Given instruction
Gather each line in the entries that includes the string "White".

Chart and figure data

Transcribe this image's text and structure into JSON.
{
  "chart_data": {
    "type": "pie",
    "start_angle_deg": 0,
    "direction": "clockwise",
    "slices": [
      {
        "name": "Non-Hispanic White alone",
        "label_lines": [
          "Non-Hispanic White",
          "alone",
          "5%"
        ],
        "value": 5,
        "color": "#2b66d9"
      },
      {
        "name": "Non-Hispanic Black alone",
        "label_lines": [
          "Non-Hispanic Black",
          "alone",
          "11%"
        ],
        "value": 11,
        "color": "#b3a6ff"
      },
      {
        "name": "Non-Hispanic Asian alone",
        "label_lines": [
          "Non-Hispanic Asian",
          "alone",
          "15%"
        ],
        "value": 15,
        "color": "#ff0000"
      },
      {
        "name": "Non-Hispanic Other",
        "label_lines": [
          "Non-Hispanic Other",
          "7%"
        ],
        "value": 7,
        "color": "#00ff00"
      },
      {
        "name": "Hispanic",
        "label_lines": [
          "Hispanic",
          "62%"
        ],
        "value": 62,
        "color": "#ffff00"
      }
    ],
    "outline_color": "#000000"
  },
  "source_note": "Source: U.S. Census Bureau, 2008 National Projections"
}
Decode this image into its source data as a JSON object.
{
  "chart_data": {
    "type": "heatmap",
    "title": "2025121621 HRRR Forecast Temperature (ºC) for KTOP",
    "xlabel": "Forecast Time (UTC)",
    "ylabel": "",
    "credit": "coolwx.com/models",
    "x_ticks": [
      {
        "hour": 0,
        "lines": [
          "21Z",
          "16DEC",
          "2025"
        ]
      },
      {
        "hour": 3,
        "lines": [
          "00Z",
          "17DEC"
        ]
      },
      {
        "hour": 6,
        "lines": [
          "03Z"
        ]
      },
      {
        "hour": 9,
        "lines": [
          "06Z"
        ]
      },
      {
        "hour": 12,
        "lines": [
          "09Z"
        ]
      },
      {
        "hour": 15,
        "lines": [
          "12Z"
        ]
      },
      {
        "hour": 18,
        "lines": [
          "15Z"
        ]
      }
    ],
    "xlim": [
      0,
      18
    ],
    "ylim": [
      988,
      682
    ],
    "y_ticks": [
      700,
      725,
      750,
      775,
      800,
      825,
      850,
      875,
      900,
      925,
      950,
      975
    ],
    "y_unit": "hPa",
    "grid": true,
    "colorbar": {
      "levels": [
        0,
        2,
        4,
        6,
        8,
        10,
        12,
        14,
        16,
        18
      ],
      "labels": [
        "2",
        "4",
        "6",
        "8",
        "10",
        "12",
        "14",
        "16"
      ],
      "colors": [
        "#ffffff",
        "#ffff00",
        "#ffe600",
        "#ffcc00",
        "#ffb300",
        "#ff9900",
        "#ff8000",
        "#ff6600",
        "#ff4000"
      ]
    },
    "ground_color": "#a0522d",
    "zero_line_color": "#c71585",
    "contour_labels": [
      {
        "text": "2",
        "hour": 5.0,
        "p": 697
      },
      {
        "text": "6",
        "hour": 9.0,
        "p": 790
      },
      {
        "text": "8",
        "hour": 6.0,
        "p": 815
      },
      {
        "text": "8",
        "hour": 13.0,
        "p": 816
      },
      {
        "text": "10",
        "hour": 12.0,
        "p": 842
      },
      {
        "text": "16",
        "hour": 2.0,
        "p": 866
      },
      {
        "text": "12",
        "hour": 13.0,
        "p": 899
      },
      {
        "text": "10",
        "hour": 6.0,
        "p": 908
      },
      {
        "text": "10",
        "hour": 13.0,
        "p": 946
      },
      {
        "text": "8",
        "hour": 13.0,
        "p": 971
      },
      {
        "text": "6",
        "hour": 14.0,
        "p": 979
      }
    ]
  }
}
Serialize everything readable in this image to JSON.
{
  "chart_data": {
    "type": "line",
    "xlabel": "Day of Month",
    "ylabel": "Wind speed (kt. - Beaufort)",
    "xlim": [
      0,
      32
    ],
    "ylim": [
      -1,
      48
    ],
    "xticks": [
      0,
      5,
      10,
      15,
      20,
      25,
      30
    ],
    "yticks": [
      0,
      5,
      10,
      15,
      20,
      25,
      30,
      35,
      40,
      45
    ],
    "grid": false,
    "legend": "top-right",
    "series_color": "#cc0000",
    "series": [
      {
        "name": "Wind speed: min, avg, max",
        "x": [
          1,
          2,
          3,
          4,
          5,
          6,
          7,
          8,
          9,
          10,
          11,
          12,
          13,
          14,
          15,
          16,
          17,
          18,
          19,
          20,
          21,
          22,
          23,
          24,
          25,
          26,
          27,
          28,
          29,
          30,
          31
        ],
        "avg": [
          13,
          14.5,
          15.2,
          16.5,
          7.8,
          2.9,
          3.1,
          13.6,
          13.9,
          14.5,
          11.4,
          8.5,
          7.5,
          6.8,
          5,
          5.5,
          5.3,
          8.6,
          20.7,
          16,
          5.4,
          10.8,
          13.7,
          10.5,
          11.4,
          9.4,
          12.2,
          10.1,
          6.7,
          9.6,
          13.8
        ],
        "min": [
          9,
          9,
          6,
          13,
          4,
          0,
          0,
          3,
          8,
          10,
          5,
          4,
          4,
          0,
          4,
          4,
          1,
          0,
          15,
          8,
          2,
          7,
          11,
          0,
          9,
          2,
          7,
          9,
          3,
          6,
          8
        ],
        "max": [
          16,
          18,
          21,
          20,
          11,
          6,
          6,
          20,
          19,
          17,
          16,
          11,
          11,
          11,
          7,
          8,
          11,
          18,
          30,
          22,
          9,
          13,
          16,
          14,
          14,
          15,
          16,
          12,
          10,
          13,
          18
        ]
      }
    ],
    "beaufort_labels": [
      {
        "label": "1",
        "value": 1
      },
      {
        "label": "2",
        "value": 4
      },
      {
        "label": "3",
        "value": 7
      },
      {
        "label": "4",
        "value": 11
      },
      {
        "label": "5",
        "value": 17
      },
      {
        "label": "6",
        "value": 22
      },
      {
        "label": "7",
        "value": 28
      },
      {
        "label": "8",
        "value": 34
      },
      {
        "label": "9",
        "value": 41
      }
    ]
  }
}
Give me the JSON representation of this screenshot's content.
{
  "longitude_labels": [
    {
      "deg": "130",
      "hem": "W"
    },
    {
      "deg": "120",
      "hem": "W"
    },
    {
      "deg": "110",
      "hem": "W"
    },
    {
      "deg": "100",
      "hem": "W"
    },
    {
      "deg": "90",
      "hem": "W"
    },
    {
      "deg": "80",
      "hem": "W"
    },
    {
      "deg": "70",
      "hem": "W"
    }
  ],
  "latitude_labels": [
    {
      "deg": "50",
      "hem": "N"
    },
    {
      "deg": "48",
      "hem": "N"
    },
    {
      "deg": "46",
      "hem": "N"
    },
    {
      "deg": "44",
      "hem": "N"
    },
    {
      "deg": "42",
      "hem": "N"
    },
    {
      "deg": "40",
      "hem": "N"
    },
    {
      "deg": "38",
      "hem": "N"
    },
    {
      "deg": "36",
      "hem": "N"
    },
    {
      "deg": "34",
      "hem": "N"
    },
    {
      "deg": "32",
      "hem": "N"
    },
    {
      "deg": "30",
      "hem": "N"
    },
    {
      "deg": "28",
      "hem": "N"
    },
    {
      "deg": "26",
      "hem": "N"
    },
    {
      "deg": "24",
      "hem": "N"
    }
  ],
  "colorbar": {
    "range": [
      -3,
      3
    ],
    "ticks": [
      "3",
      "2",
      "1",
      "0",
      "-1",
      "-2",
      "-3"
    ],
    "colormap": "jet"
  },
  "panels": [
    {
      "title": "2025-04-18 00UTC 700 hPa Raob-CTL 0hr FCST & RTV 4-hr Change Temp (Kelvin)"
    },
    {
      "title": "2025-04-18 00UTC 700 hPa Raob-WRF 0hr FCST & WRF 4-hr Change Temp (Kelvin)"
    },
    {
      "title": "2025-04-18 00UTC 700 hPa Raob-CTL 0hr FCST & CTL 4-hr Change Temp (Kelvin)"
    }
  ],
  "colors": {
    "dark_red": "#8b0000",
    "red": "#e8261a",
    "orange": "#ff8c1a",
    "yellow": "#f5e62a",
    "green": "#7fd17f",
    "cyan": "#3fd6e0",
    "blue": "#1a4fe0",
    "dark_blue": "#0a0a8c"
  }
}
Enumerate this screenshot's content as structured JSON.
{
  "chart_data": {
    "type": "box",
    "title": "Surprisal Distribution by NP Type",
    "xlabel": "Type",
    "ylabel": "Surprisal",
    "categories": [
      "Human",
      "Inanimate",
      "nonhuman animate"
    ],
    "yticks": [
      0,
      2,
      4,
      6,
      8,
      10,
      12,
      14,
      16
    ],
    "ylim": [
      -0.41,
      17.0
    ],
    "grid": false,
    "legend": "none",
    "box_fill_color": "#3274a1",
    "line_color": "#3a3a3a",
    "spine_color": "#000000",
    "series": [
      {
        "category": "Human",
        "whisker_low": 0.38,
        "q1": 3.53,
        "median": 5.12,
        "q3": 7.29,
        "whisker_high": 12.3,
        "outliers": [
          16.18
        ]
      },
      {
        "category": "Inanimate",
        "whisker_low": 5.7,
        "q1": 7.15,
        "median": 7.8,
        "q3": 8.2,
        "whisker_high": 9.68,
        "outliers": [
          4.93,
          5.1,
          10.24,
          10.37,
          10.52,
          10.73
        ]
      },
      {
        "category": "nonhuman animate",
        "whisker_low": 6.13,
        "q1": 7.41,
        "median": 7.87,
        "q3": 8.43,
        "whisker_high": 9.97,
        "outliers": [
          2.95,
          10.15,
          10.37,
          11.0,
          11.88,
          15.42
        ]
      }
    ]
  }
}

Written reply
        "name": "Non-Hispanic White alone",
          "Non-Hispanic White",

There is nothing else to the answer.